**Excerpted text:**
================================

The Judicial Committee of the Privy Council (the Privy Council) has today handed down its landmark judgment, in The Federal Republic of Brazil and another (Respondents) –v- Durant International Corporation and another (Appellants) (Jersey)  UKPC35, in which Advocate Paul Nicholls of Walkers appeared for the Appellants. The Privy Council confirmed that it is possible for a claimant to rely on the principle of "backwards tracing" in order to recover an asset, provided that a coordination between the depletion of the trust fund and the acquisition of the asset which is the subject of the tracing claim, looking at the whole transaction, can be established. The question of whether or not "backwards tracing" should be recognised was previously unsettled. Both the Royal Court and the Court of Appeal took the view that the outcome of a case ought properly to depend on its facts as opposed to whether or not the concept of "backwards tracing" is accepted in the abstract, a view endorsed by the Privy Council.
Preamble - Tracing
The doctrine of tracing involves rules by which to determine whether one form of property interest is properly to be regarded as substituted for another. It is therefore necessary to begin with the original property interest and study what has become of it. As Lord Toulson stated in his judgment in the present case, "if it has ceased to exist, it cannot metamorphose into a later property interest. If the money in a bank account has dwindled from £1,000 to £1, only the remaining £1 is capable of being substituted by something else; the £999 has ceased to exist. This explains "the lowest intermediate balance" principle". Similarly, a property interest cannot turn into (or provide a substitute for) something which the holder already has; the later acquisition cannot be the source of the earlier. This explains the "no backward tracing" principle.
The Appeal - facts
The Appellants (Durant and Kildare) were companies registered in the BVI. Kildare was a wholly owned subsidiary of Durant and both companies were, at the relevant time, under the practical control of Mr Paulo Maluf (Mr Maluf) and/or his son Mr Flavio Maluf. From 1993 to 1996 Mr Maluf was mayor of the Municipality of Sao Paulo (the Municipality).

================================

**The request:** Print the Privy Council summary word for word from "The Appeal - facts" to "Paulo (the Municipality).". The records aren't required for this.

**Record list:**
================================

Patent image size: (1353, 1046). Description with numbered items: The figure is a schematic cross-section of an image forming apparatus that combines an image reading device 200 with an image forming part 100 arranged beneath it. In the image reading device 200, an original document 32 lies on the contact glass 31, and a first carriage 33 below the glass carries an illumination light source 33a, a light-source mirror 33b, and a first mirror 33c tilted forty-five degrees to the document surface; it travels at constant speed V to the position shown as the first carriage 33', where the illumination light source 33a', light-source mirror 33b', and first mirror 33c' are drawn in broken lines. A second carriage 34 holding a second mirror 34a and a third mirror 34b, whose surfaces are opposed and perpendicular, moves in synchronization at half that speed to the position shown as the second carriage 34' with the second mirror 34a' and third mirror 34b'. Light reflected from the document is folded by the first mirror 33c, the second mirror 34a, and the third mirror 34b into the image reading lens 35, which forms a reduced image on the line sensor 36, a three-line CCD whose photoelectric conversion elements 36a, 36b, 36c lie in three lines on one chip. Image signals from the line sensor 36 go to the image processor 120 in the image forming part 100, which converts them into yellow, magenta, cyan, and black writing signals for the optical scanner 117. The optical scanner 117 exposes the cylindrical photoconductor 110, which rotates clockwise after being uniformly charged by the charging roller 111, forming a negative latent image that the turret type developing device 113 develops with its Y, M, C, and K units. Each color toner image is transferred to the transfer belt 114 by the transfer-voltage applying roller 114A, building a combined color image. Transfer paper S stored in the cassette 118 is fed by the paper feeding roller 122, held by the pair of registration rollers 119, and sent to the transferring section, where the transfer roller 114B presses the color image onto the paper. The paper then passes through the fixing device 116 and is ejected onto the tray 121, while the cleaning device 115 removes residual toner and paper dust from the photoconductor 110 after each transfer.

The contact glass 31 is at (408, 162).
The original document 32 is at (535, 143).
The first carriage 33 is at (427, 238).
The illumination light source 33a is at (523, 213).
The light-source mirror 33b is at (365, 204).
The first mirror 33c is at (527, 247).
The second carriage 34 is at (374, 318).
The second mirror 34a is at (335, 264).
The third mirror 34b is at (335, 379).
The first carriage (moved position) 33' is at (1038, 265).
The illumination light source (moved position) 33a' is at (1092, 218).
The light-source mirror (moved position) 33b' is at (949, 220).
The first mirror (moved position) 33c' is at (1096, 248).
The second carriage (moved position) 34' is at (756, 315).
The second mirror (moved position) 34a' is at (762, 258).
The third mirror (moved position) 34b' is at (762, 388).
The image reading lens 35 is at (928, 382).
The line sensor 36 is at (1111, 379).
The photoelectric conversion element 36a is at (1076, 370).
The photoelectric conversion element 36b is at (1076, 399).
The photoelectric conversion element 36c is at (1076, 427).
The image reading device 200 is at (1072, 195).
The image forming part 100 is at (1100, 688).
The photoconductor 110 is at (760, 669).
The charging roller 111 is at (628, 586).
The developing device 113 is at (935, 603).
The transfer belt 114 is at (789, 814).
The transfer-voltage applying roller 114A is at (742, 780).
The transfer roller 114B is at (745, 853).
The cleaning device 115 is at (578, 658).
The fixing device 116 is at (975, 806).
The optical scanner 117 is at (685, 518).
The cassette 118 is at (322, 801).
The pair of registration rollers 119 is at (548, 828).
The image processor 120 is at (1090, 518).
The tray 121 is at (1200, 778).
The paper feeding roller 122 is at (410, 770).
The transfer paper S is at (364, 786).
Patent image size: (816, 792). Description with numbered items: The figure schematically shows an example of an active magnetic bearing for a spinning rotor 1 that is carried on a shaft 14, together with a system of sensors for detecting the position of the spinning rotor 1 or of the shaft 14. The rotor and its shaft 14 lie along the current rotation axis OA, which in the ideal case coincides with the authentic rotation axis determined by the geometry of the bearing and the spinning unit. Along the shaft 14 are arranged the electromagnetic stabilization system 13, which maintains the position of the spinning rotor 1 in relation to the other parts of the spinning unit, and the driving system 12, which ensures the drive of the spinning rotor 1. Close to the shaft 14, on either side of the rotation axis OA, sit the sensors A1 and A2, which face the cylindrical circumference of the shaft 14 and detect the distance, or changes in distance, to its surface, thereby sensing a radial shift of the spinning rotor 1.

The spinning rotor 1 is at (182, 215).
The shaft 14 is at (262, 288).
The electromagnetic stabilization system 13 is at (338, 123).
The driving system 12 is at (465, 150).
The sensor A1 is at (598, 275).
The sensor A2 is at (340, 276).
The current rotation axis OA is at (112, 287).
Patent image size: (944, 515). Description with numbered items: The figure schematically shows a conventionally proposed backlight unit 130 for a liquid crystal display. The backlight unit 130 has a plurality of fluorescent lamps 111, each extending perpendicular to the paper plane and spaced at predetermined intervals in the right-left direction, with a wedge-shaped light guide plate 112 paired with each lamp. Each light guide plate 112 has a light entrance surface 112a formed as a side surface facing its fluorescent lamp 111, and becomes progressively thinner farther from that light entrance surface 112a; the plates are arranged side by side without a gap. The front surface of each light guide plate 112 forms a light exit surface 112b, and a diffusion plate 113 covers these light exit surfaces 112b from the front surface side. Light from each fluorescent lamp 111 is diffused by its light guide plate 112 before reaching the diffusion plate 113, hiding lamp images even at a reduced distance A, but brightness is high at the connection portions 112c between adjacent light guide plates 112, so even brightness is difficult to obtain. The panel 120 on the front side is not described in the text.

================================

**Written response:**
The Appeal - facts
The Appellants (Durant and Kildare) were companies registered in the BVI. Kildare was a wholly owned subsidiary of Durant and both companies were, at the relevant time, under the practical control of Mr Paulo Maluf (Mr Maluf) and/or his son Mr Flavio Maluf. From 1993 to 1996 Mr Maluf was mayor of the Municipality of Sao Paulo (the Municipality).